As time progresses to the early 1990s, the ecstasy era takes over, and hooliganism becomes less of an attraction for Cass, and for many other hooligan firms. By 1992, he has settled down in Penge, South London, with his young son and Elaine, who is pregnant again. Cass gets a job as a bouncer outside nightclubs, working for Ray (Tamer Hassan), a long-time friend from his ICF days. However one evening, just after starting a shift at the nightclub, Cass is shot three times by the group of Arsenal supporters that he feuded with back in the 1980s. Cass survives, but wakes up to hear the tragic news that his mother has died.

In the following weeks, Cass is haunted by his demons after the shooting; he sees visions of his attacker, he can't sleep and on one occasion, makes a violent outburst at his son. Cass's friend Ray has tracked down his attackers and offers Cass the opportunity to kill them. Cass is taken to a pub and holds a gun to his attacker's head at point-blank range, but decides not to pull the trigger. The film ends as Cass walks away from the pub and into the distance.

Pennant himself plays a cameo role in the movie as the character "Biggs", who is one of the bouncers.

• WHAT YOU NEED TO DO:
1. Can you reproduce the passage of the plot summary that opens with the words containing "In the following" and closes with "into the distance."?
2. Which film characters does the plot summary mention by name?

• DATA LINES:
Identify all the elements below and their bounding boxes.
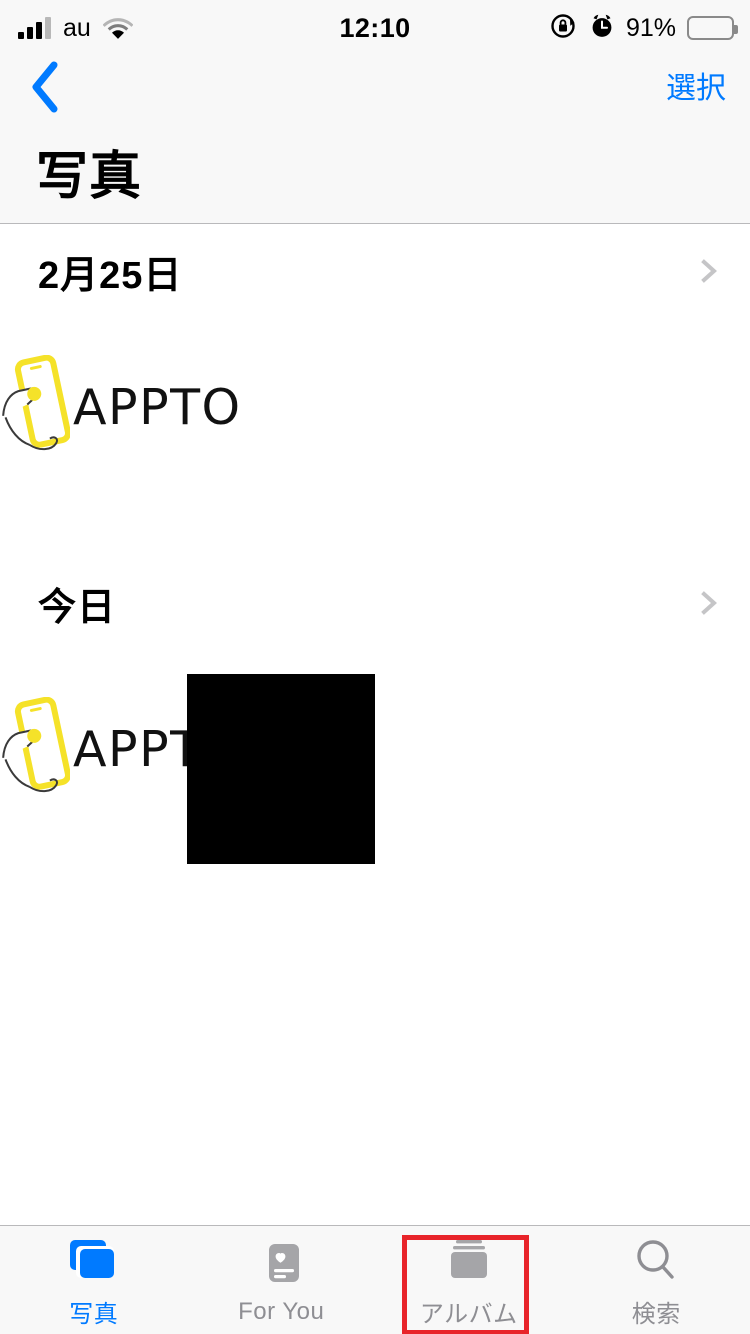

• SOLUTIONS PER TASK:
1.
In the following weeks, Cass is haunted by his demons after the shooting; he sees visions of his attacker, he can't sleep and on one occasion, makes a violent outburst at his son. Cass's friend Ray has tracked down his attackers and offers Cass the opportunity to kill them. Cass is taken to a pub and holds a gun to his attacker's head at point-blank range, but decides not to pull the trigger. The film ends as Cass walks away from the pub and into the distance.

2. Cass, Elaine, Ray, Biggs